Extract all of the entries and give them again, word for word.

Extracts from a graphics dataset
BEGIN
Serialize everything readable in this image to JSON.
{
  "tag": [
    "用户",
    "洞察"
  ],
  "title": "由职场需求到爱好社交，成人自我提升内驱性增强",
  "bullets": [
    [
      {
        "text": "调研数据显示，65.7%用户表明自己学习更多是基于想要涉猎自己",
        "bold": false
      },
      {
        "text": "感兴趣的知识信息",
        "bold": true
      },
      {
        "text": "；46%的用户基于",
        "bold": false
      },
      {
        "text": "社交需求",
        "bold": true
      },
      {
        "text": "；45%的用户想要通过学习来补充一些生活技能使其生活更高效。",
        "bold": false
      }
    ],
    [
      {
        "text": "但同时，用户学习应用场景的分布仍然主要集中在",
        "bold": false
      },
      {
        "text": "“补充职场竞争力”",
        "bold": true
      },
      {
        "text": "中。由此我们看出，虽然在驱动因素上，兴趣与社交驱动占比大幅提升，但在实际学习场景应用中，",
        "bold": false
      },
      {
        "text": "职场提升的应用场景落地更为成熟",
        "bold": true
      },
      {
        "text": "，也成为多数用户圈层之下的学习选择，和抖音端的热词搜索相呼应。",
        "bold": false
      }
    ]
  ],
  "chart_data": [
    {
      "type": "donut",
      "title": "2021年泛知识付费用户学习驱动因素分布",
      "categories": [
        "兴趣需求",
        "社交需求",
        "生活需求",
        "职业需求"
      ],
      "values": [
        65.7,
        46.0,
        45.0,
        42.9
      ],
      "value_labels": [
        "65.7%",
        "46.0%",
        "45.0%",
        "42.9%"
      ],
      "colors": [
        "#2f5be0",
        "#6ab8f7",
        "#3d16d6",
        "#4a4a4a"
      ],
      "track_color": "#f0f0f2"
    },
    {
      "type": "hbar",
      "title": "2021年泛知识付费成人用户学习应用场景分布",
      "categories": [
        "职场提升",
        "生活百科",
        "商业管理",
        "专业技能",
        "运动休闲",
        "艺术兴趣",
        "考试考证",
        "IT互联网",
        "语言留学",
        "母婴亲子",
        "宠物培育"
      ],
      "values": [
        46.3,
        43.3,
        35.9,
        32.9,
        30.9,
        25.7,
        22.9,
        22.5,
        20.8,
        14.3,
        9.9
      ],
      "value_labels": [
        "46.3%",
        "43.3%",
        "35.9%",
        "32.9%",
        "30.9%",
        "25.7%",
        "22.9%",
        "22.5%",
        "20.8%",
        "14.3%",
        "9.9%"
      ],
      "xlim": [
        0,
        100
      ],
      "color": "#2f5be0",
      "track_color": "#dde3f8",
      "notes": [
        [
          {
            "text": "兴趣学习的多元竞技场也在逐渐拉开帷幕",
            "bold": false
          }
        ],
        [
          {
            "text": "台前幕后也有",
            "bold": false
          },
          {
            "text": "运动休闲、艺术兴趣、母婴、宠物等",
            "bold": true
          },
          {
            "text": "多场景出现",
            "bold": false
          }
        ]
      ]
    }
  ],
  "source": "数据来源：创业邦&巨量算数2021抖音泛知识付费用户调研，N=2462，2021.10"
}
END
» Output below
Serialize everything readable in this image to JSON.
{
  "tag": [
    "用户",
    "洞察"
  ],
  "title": "由职场需求到爱好社交，成人自我提升内驱性增强",
  "bullets": [
    [
      {
        "text": "调研数据显示，65.7%用户表明自己学习更多是基于想要涉猎自己",
        "bold": false
      },
      {
        "text": "感兴趣的知识信息",
        "bold": true
      },
      {
        "text": "；46%的用户基于",
        "bold": false
      },
      {
        "text": "社交需求",
        "bold": true
      },
      {
        "text": "；45%的用户想要通过学习来补充一些生活技能使其生活更高效。",
        "bold": false
      }
    ],
    [
      {
        "text": "但同时，用户学习应用场景的分布仍然主要集中在",
        "bold": false
      },
      {
        "text": "“补充职场竞争力”",
        "bold": true
      },
      {
        "text": "中。由此我们看出，虽然在驱动因素上，兴趣与社交驱动占比大幅提升，但在实际学习场景应用中，",
        "bold": false
      },
      {
        "text": "职场提升的应用场景落地更为成熟",
        "bold": true
      },
      {
        "text": "，也成为多数用户圈层之下的学习选择，和抖音端的热词搜索相呼应。",
        "bold": false
      }
    ]
  ],
  "chart_data": [
    {
      "type": "donut",
      "title": "2021年泛知识付费用户学习驱动因素分布",
      "categories": [
        "兴趣需求",
        "社交需求",
        "生活需求",
        "职业需求"
      ],
      "values": [
        65.7,
        46.0,
        45.0,
        42.9
      ],
      "value_labels": [
        "65.7%",
        "46.0%",
        "45.0%",
        "42.9%"
      ],
      "colors": [
        "#2f5be0",
        "#6ab8f7",
        "#3d16d6",
        "#4a4a4a"
      ],
      "track_color": "#f0f0f2"
    },
    {
      "type": "hbar",
      "title": "2021年泛知识付费成人用户学习应用场景分布",
      "categories": [
        "职场提升",
        "生活百科",
        "商业管理",
        "专业技能",
        "运动休闲",
        "艺术兴趣",
        "考试考证",
        "IT互联网",
        "语言留学",
        "母婴亲子",
        "宠物培育"
      ],
      "values": [
        46.3,
        43.3,
        35.9,
        32.9,
        30.9,
        25.7,
        22.9,
        22.5,
        20.8,
        14.3,
        9.9
      ],
      "value_labels": [
        "46.3%",
        "43.3%",
        "35.9%",
        "32.9%",
        "30.9%",
        "25.7%",
        "22.9%",
        "22.5%",
        "20.8%",
        "14.3%",
        "9.9%"
      ],
      "xlim": [
        0,
        100
      ],
      "color": "#2f5be0",
      "track_color": "#dde3f8",
      "notes": [
        [
          {
            "text": "兴趣学习的多元竞技场也在逐渐拉开帷幕",
            "bold": false
          }
        ],
        [
          {
            "text": "台前幕后也有",
            "bold": false
          },
          {
            "text": "运动休闲、艺术兴趣、母婴、宠物等",
            "bold": true
          },
          {
            "text": "多场景出现",
            "bold": false
          }
        ]
      ]
    }
  ],
  "source": "数据来源：创业邦&巨量算数2021抖音泛知识付费用户调研，N=2462，2021.10"
}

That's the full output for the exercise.